Please find all lines in the data that hold the string "pictures" and copy them.

-------- Records --------

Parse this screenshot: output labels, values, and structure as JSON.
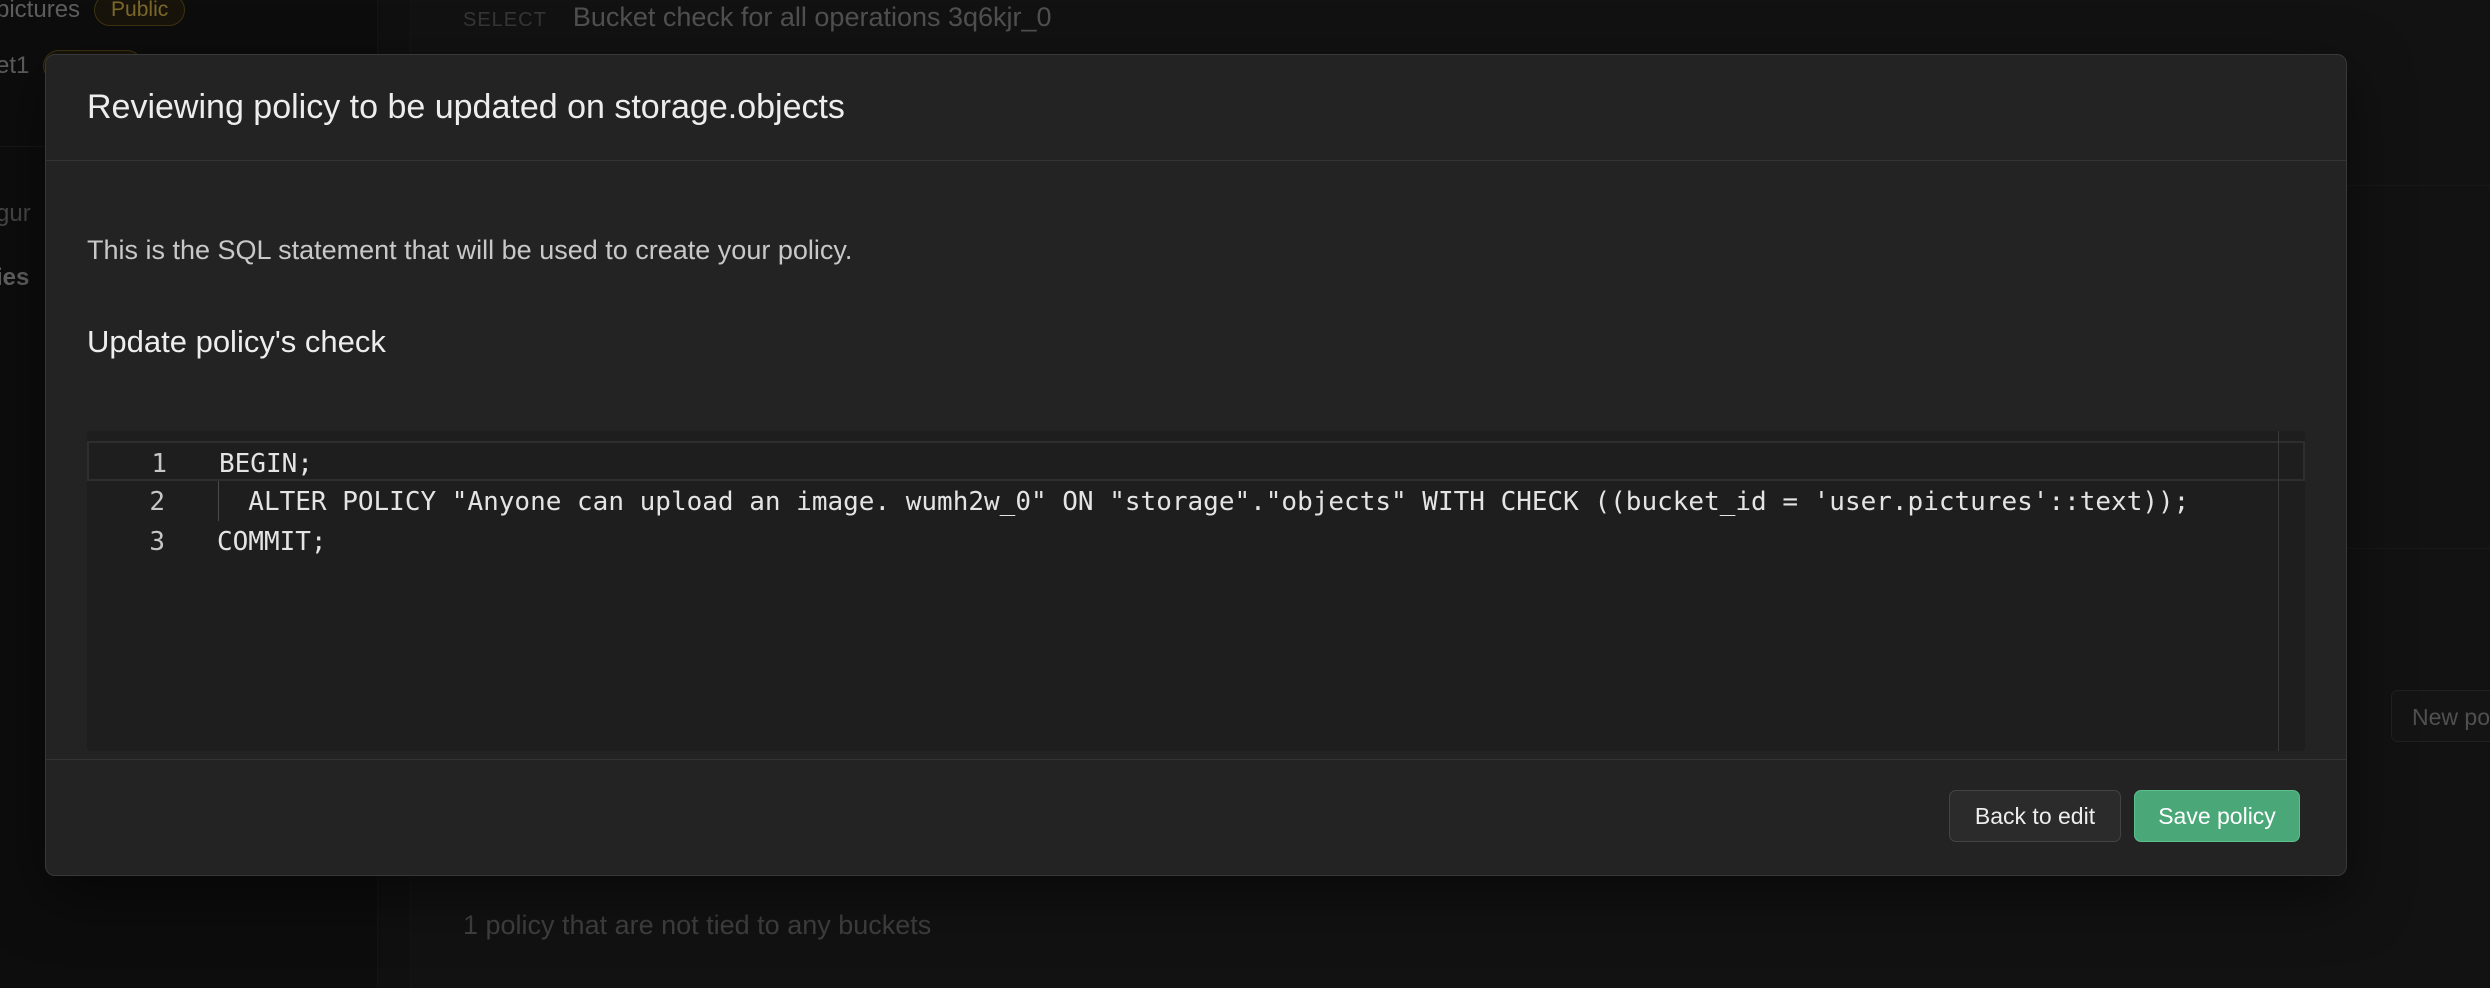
{
  "background": {
    "bucket_top": {
      "name": "pictures",
      "badge": "Public"
    },
    "bucket_second": {
      "name": "et1"
    },
    "sidebar_item_1": "gur",
    "sidebar_item_2": "ies",
    "select_tag": "SELECT",
    "select_policy_name": "Bucket check for all operations 3q6kjr_0",
    "new_policy_button": "New po",
    "untied_policies_text": "1 policy that are not tied to any buckets"
  },
  "modal": {
    "title": "Reviewing policy to be updated on storage.objects",
    "description": "This is the SQL statement that will be used to create your policy.",
    "section_title": "Update policy's check",
    "editor": {
      "lines": [
        {
          "number": "1",
          "code": "BEGIN;"
        },
        {
          "number": "2",
          "code": "  ALTER POLICY \"Anyone can upload an image. wumh2w_0\" ON \"storage\".\"objects\" WITH CHECK ((bucket_id = 'user.pictures'::text));"
        },
        {
          "number": "3",
          "code": "COMMIT;"
        }
      ]
    },
    "buttons": {
      "back_label": "Back to edit",
      "save_label": "Save policy"
    }
  },
  "colors": {
    "primary_button": "#4aa878",
    "modal_background": "#232323",
    "page_background": "#1c1c1c"
  }
}
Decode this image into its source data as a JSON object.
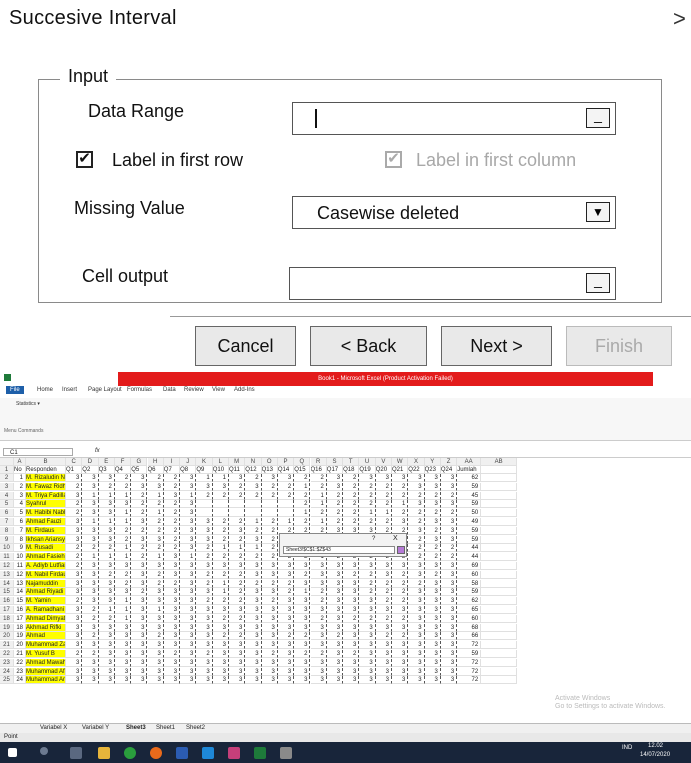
{
  "dialog": {
    "title": "Succesive Interval",
    "close": ">",
    "input_legend": "Input",
    "data_range_label": "Data Range",
    "data_range_value": "",
    "label_first_row": "Label in first row",
    "label_first_row_checked": true,
    "label_first_column": "Label in first column",
    "label_first_column_checked": true,
    "missing_value_label": "Missing Value",
    "missing_value_selected": "Casewise deleted",
    "cell_output_label": "Cell output",
    "cell_output_value": "",
    "buttons": {
      "cancel": "Cancel",
      "back": "< Back",
      "next": "Next >",
      "finish": "Finish"
    },
    "button_glyph": "_",
    "dropdown_glyph": "▼",
    "check_glyph": "✔"
  },
  "excel": {
    "title": "Book1 - Microsoft Excel (Product Activation Failed)",
    "tabs": [
      "File",
      "Home",
      "Insert",
      "Page Layout",
      "Formulas",
      "Data",
      "Review",
      "View",
      "Add-Ins"
    ],
    "statistics_menu": "Statistics ▾",
    "menu_commands": "Menu Commands",
    "name_box": "C1",
    "fx": "fx",
    "columns": [
      "A",
      "B",
      "C",
      "D",
      "E",
      "F",
      "G",
      "H",
      "I",
      "J",
      "K",
      "L",
      "M",
      "N",
      "O",
      "P",
      "Q",
      "R",
      "S",
      "T",
      "U",
      "V",
      "W",
      "X",
      "Y",
      "Z",
      "AA",
      "AB"
    ],
    "header_row": [
      "No",
      "Responden",
      "Q1",
      "Q2",
      "Q3",
      "Q4",
      "Q5",
      "Q6",
      "Q7",
      "Q8",
      "Q9",
      "Q10",
      "Q11",
      "Q12",
      "Q13",
      "Q14",
      "Q15",
      "Q16",
      "Q17",
      "Q18",
      "Q19",
      "Q20",
      "Q21",
      "Q22",
      "Q23",
      "Q24",
      "Jumlah"
    ],
    "rows": [
      {
        "no": "1",
        "name": "M. Rizaludin Nor Char",
        "q": [
          "3",
          "3",
          "3",
          "2",
          "3",
          "2",
          "2",
          "3",
          "1",
          "1",
          "3",
          "2",
          "3",
          "3",
          "2",
          "2",
          "3",
          "2",
          "3",
          "3",
          "3",
          "3",
          "3",
          "3"
        ],
        "total": "62"
      },
      {
        "no": "2",
        "name": "M. Fawaz Ridho Hifzh",
        "q": [
          "2",
          "3",
          "2",
          "2",
          "3",
          "3",
          "2",
          "3",
          "3",
          "3",
          "2",
          "3",
          "2",
          "2",
          "1",
          "2",
          "3",
          "2",
          "2",
          "2",
          "2",
          "3",
          "3",
          "3"
        ],
        "total": "59"
      },
      {
        "no": "3",
        "name": "M. Triya Fadillah",
        "q": [
          "3",
          "1",
          "1",
          "1",
          "2",
          "1",
          "3",
          "1",
          "2",
          "2",
          "2",
          "2",
          "2",
          "2",
          "2",
          "1",
          "2",
          "2",
          "2",
          "2",
          "2",
          "2",
          "2",
          "2"
        ],
        "total": "45"
      },
      {
        "no": "4",
        "name": "Syahrul",
        "q": [
          "2",
          "3",
          "3",
          "3",
          "2",
          "2",
          "2",
          "3",
          "",
          "",
          "",
          "",
          "",
          "",
          "2",
          "1",
          "2",
          "2",
          "2",
          "2",
          "1",
          "3",
          "3",
          "3"
        ],
        "total": "59"
      },
      {
        "no": "5",
        "name": "M. Habibi Nabhani",
        "q": [
          "2",
          "3",
          "3",
          "1",
          "2",
          "1",
          "2",
          "3",
          "",
          "",
          "",
          "",
          "",
          "",
          "1",
          "2",
          "2",
          "2",
          "1",
          "1",
          "2",
          "2",
          "2",
          "2"
        ],
        "total": "50"
      },
      {
        "no": "6",
        "name": "Ahmad Fauzi",
        "q": [
          "3",
          "1",
          "1",
          "1",
          "3",
          "2",
          "2",
          "3",
          "3",
          "2",
          "2",
          "1",
          "2",
          "1",
          "2",
          "1",
          "2",
          "2",
          "2",
          "2",
          "3",
          "2",
          "3",
          "3"
        ],
        "total": "49"
      },
      {
        "no": "7",
        "name": "M. Firdaus",
        "q": [
          "3",
          "3",
          "3",
          "2",
          "2",
          "2",
          "2",
          "3",
          "3",
          "2",
          "3",
          "2",
          "2",
          "2",
          "2",
          "2",
          "3",
          "3",
          "3",
          "2",
          "2",
          "3",
          "2",
          "3"
        ],
        "total": "59"
      },
      {
        "no": "8",
        "name": "Ikhsan Ariansyah",
        "q": [
          "3",
          "3",
          "3",
          "2",
          "3",
          "3",
          "2",
          "3",
          "3",
          "2",
          "2",
          "3",
          "2",
          "2",
          "3",
          "2",
          "3",
          "3",
          "3",
          "2",
          "2",
          "2",
          "3",
          "3"
        ],
        "total": "59"
      },
      {
        "no": "9",
        "name": "M. Rusadi",
        "q": [
          "2",
          "2",
          "2",
          "1",
          "2",
          "2",
          "2",
          "3",
          "2",
          "1",
          "1",
          "1",
          "2",
          "2",
          "2",
          "1",
          "2",
          "2",
          "1",
          "2",
          "1",
          "2",
          "2",
          "2"
        ],
        "total": "44"
      },
      {
        "no": "10",
        "name": "Ahmad Fasieh",
        "q": [
          "2",
          "1",
          "1",
          "1",
          "2",
          "1",
          "3",
          "1",
          "2",
          "2",
          "2",
          "2",
          "2",
          "2",
          "2",
          "1",
          "2",
          "2",
          "2",
          "2",
          "2",
          "2",
          "2",
          "2"
        ],
        "total": "44"
      },
      {
        "no": "11",
        "name": "A. Adiyb Lutfian Noor",
        "q": [
          "2",
          "3",
          "3",
          "3",
          "3",
          "3",
          "3",
          "3",
          "3",
          "3",
          "3",
          "3",
          "3",
          "3",
          "3",
          "3",
          "3",
          "3",
          "3",
          "3",
          "3",
          "3",
          "3",
          "3"
        ],
        "total": "69"
      },
      {
        "no": "12",
        "name": "M. Nabil Firdaus",
        "q": [
          "3",
          "3",
          "2",
          "2",
          "3",
          "2",
          "3",
          "3",
          "2",
          "2",
          "2",
          "3",
          "3",
          "3",
          "2",
          "3",
          "3",
          "2",
          "2",
          "3",
          "2",
          "3",
          "2",
          "3"
        ],
        "total": "60"
      },
      {
        "no": "13",
        "name": "Najamuddin",
        "q": [
          "3",
          "3",
          "3",
          "2",
          "3",
          "2",
          "2",
          "3",
          "2",
          "1",
          "2",
          "2",
          "2",
          "2",
          "3",
          "3",
          "3",
          "3",
          "2",
          "2",
          "2",
          "2",
          "3",
          "3"
        ],
        "total": "58"
      },
      {
        "no": "14",
        "name": "Ahmad Riyadi",
        "q": [
          "3",
          "3",
          "3",
          "3",
          "2",
          "3",
          "3",
          "3",
          "3",
          "1",
          "2",
          "3",
          "3",
          "2",
          "1",
          "2",
          "3",
          "3",
          "2",
          "2",
          "2",
          "3",
          "3",
          "3"
        ],
        "total": "59"
      },
      {
        "no": "15",
        "name": "M. Yamin",
        "q": [
          "2",
          "3",
          "3",
          "1",
          "3",
          "3",
          "3",
          "3",
          "2",
          "2",
          "2",
          "3",
          "2",
          "3",
          "3",
          "2",
          "3",
          "3",
          "3",
          "2",
          "2",
          "3",
          "3",
          "3"
        ],
        "total": "62"
      },
      {
        "no": "16",
        "name": "A. Ramadhani",
        "q": [
          "3",
          "2",
          "1",
          "1",
          "3",
          "1",
          "3",
          "3",
          "3",
          "3",
          "3",
          "3",
          "3",
          "3",
          "3",
          "3",
          "3",
          "3",
          "3",
          "3",
          "3",
          "3",
          "3",
          "3"
        ],
        "total": "65"
      },
      {
        "no": "17",
        "name": "Ahmad Dimyati",
        "q": [
          "3",
          "2",
          "2",
          "1",
          "3",
          "3",
          "3",
          "3",
          "3",
          "2",
          "2",
          "3",
          "3",
          "3",
          "3",
          "2",
          "3",
          "2",
          "2",
          "2",
          "2",
          "3",
          "3",
          "3"
        ],
        "total": "60"
      },
      {
        "no": "18",
        "name": "Akhmad Rifki",
        "q": [
          "3",
          "3",
          "3",
          "3",
          "3",
          "3",
          "3",
          "3",
          "3",
          "3",
          "3",
          "3",
          "3",
          "3",
          "3",
          "3",
          "3",
          "3",
          "3",
          "3",
          "3",
          "3",
          "3",
          "3"
        ],
        "total": "68"
      },
      {
        "no": "19",
        "name": "Ahmad",
        "q": [
          "3",
          "2",
          "3",
          "3",
          "3",
          "2",
          "3",
          "3",
          "3",
          "2",
          "2",
          "3",
          "3",
          "2",
          "2",
          "3",
          "2",
          "3",
          "3",
          "2",
          "2",
          "3",
          "3",
          "3"
        ],
        "total": "66"
      },
      {
        "no": "20",
        "name": "Muhammad Zaini",
        "q": [
          "3",
          "3",
          "3",
          "3",
          "3",
          "3",
          "3",
          "3",
          "3",
          "3",
          "3",
          "3",
          "3",
          "3",
          "3",
          "3",
          "3",
          "3",
          "3",
          "3",
          "3",
          "3",
          "3",
          "3"
        ],
        "total": "72"
      },
      {
        "no": "21",
        "name": "M. Yusuf B",
        "q": [
          "2",
          "2",
          "3",
          "3",
          "3",
          "3",
          "2",
          "3",
          "2",
          "3",
          "3",
          "3",
          "2",
          "3",
          "2",
          "2",
          "3",
          "2",
          "3",
          "3",
          "3",
          "3",
          "3",
          "3"
        ],
        "total": "59"
      },
      {
        "no": "22",
        "name": "Ahmad Mawahib",
        "q": [
          "3",
          "3",
          "3",
          "3",
          "3",
          "3",
          "3",
          "3",
          "3",
          "3",
          "3",
          "3",
          "3",
          "3",
          "3",
          "3",
          "3",
          "3",
          "3",
          "3",
          "3",
          "3",
          "3",
          "3"
        ],
        "total": "72"
      },
      {
        "no": "23",
        "name": "Muhammad Afif",
        "q": [
          "3",
          "3",
          "3",
          "3",
          "3",
          "3",
          "3",
          "3",
          "3",
          "3",
          "3",
          "3",
          "3",
          "3",
          "3",
          "3",
          "3",
          "3",
          "3",
          "3",
          "3",
          "3",
          "3",
          "3"
        ],
        "total": "72"
      },
      {
        "no": "24",
        "name": "Muhammad Ansyari",
        "q": [
          "3",
          "3",
          "3",
          "3",
          "3",
          "3",
          "3",
          "3",
          "3",
          "3",
          "3",
          "3",
          "3",
          "3",
          "3",
          "3",
          "3",
          "3",
          "3",
          "3",
          "3",
          "3",
          "3",
          "3"
        ],
        "total": "72"
      }
    ],
    "popup": {
      "question": "?",
      "close": "X",
      "ref": "Sheet3!$C$1:$Z$43"
    },
    "sheet_tabs": [
      "Variabel X",
      "Variabel Y",
      "Sheet3",
      "Sheet1",
      "Sheet2"
    ],
    "status": "Point",
    "watermark": "Activate Windows\nGo to Settings to activate Windows.",
    "tray": {
      "lang": "IND",
      "time": "12.02",
      "date": "14/07/2020"
    }
  }
}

--------

■ Written solution ■
      "name": "pictures",
          "code": "  ALTER POLICY \"Anyone can upload an image. wumh2w_0\" ON \"storage\".\"objects\" WITH CHECK ((bucket_id = 'user.pictures'::text));"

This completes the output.